— start Data to use —
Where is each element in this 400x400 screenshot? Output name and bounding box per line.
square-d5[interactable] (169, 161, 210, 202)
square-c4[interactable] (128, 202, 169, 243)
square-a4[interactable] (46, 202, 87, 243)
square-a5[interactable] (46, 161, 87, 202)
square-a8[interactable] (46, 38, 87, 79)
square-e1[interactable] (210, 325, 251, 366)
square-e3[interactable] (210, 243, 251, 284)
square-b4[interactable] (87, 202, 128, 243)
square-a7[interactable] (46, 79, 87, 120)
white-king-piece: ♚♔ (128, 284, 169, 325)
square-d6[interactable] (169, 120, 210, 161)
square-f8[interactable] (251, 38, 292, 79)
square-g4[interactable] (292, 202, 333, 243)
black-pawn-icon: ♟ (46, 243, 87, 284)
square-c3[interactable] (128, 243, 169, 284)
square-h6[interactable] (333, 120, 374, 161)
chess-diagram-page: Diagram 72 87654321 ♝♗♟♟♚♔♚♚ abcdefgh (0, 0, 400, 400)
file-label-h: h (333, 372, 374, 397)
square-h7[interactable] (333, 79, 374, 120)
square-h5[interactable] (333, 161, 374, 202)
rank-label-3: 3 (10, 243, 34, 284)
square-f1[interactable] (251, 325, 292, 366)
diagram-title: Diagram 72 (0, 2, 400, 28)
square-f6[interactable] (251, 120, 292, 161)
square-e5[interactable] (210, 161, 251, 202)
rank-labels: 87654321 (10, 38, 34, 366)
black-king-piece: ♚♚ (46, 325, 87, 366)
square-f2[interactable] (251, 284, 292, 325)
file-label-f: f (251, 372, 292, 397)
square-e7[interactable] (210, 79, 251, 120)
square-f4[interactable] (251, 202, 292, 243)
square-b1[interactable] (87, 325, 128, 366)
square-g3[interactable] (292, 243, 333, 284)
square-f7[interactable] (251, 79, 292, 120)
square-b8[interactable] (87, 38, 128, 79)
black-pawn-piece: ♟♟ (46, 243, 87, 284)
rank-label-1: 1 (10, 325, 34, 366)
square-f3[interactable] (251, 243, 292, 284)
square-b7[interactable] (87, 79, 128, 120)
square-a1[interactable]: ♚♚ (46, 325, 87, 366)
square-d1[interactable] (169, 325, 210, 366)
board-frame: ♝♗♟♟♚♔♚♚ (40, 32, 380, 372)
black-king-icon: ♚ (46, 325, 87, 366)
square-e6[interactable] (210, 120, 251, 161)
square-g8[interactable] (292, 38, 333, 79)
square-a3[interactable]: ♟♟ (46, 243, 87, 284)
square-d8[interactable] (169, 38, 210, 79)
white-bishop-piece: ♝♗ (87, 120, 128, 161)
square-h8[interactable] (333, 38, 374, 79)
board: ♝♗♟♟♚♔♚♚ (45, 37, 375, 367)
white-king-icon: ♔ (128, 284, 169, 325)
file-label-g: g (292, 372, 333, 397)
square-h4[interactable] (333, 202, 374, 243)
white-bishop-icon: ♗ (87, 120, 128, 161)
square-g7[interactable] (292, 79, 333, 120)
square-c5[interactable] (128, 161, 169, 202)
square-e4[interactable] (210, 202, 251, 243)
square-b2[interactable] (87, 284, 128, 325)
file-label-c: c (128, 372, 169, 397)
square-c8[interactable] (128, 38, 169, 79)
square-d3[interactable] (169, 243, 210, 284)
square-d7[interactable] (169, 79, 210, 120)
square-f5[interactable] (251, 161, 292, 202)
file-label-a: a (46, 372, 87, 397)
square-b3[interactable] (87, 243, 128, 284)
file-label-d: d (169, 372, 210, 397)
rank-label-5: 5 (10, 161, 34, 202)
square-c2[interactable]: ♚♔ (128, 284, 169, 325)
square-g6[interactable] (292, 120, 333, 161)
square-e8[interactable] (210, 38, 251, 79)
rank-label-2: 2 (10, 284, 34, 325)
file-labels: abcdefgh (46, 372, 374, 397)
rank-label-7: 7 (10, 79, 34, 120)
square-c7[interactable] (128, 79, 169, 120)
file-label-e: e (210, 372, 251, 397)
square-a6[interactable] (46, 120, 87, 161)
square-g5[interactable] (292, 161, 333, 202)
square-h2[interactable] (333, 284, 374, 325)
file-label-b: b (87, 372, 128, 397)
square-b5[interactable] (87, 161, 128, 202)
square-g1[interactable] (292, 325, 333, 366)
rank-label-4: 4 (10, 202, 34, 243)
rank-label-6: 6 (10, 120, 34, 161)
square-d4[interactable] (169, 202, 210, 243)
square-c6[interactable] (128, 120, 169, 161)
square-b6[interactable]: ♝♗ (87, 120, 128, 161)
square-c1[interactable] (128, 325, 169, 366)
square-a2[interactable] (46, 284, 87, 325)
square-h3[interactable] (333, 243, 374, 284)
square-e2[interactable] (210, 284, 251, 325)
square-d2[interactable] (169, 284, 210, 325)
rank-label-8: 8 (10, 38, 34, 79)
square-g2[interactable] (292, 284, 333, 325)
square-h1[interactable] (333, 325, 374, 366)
— end Data to use —
Exercise aim:
Copy the data entries above line for line, with no changes.

Output for this exercise:
Where is each element in this 400x400 screenshot? Output name and bounding box per line.
square-d5[interactable] (169, 161, 210, 202)
square-c4[interactable] (128, 202, 169, 243)
square-a4[interactable] (46, 202, 87, 243)
square-a5[interactable] (46, 161, 87, 202)
square-a8[interactable] (46, 38, 87, 79)
square-e1[interactable] (210, 325, 251, 366)
square-e3[interactable] (210, 243, 251, 284)
square-b4[interactable] (87, 202, 128, 243)
square-a7[interactable] (46, 79, 87, 120)
white-king-piece: ♚♔ (128, 284, 169, 325)
square-d6[interactable] (169, 120, 210, 161)
square-f8[interactable] (251, 38, 292, 79)
square-g4[interactable] (292, 202, 333, 243)
black-pawn-icon: ♟ (46, 243, 87, 284)
square-c3[interactable] (128, 243, 169, 284)
square-h6[interactable] (333, 120, 374, 161)
chess-diagram-page: Diagram 72 87654321 ♝♗♟♟♚♔♚♚ abcdefgh (0, 0, 400, 400)
file-label-h: h (333, 372, 374, 397)
square-h7[interactable] (333, 79, 374, 120)
square-h5[interactable] (333, 161, 374, 202)
rank-label-3: 3 (10, 243, 34, 284)
square-f1[interactable] (251, 325, 292, 366)
diagram-title: Diagram 72 (0, 2, 400, 28)
square-f6[interactable] (251, 120, 292, 161)
square-e5[interactable] (210, 161, 251, 202)
rank-labels: 87654321 (10, 38, 34, 366)
black-king-piece: ♚♚ (46, 325, 87, 366)
square-f2[interactable] (251, 284, 292, 325)
file-label-f: f (251, 372, 292, 397)
square-e7[interactable] (210, 79, 251, 120)
square-f4[interactable] (251, 202, 292, 243)
square-b1[interactable] (87, 325, 128, 366)
square-g3[interactable] (292, 243, 333, 284)
square-f7[interactable] (251, 79, 292, 120)
square-b8[interactable] (87, 38, 128, 79)
black-pawn-piece: ♟♟ (46, 243, 87, 284)
rank-label-1: 1 (10, 325, 34, 366)
square-f3[interactable] (251, 243, 292, 284)
square-b7[interactable] (87, 79, 128, 120)
square-a1[interactable]: ♚♚ (46, 325, 87, 366)
square-d1[interactable] (169, 325, 210, 366)
board-frame: ♝♗♟♟♚♔♚♚ (40, 32, 380, 372)
black-king-icon: ♚ (46, 325, 87, 366)
square-e6[interactable] (210, 120, 251, 161)
square-g8[interactable] (292, 38, 333, 79)
square-a3[interactable]: ♟♟ (46, 243, 87, 284)
square-d8[interactable] (169, 38, 210, 79)
white-bishop-piece: ♝♗ (87, 120, 128, 161)
square-h8[interactable] (333, 38, 374, 79)
board: ♝♗♟♟♚♔♚♚ (45, 37, 375, 367)
white-king-icon: ♔ (128, 284, 169, 325)
file-label-g: g (292, 372, 333, 397)
square-h4[interactable] (333, 202, 374, 243)
white-bishop-icon: ♗ (87, 120, 128, 161)
square-g7[interactable] (292, 79, 333, 120)
square-c5[interactable] (128, 161, 169, 202)
square-e4[interactable] (210, 202, 251, 243)
square-b2[interactable] (87, 284, 128, 325)
file-label-c: c (128, 372, 169, 397)
square-c8[interactable] (128, 38, 169, 79)
square-d3[interactable] (169, 243, 210, 284)
square-d7[interactable] (169, 79, 210, 120)
square-f5[interactable] (251, 161, 292, 202)
file-label-a: a (46, 372, 87, 397)
square-b3[interactable] (87, 243, 128, 284)
file-label-d: d (169, 372, 210, 397)
rank-label-5: 5 (10, 161, 34, 202)
square-c2[interactable]: ♚♔ (128, 284, 169, 325)
square-g6[interactable] (292, 120, 333, 161)
square-e8[interactable] (210, 38, 251, 79)
rank-label-2: 2 (10, 284, 34, 325)
file-labels: abcdefgh (46, 372, 374, 397)
rank-label-7: 7 (10, 79, 34, 120)
square-c7[interactable] (128, 79, 169, 120)
file-label-e: e (210, 372, 251, 397)
square-a6[interactable] (46, 120, 87, 161)
square-g5[interactable] (292, 161, 333, 202)
square-h2[interactable] (333, 284, 374, 325)
file-label-b: b (87, 372, 128, 397)
square-b5[interactable] (87, 161, 128, 202)
square-g1[interactable] (292, 325, 333, 366)
rank-label-4: 4 (10, 202, 34, 243)
rank-label-6: 6 (10, 120, 34, 161)
square-d4[interactable] (169, 202, 210, 243)
square-c6[interactable] (128, 120, 169, 161)
square-b6[interactable]: ♝♗ (87, 120, 128, 161)
square-c1[interactable] (128, 325, 169, 366)
square-a2[interactable] (46, 284, 87, 325)
square-h3[interactable] (333, 243, 374, 284)
square-e2[interactable] (210, 284, 251, 325)
square-d2[interactable] (169, 284, 210, 325)
rank-label-8: 8 (10, 38, 34, 79)
square-g2[interactable] (292, 284, 333, 325)
square-h1[interactable] (333, 325, 374, 366)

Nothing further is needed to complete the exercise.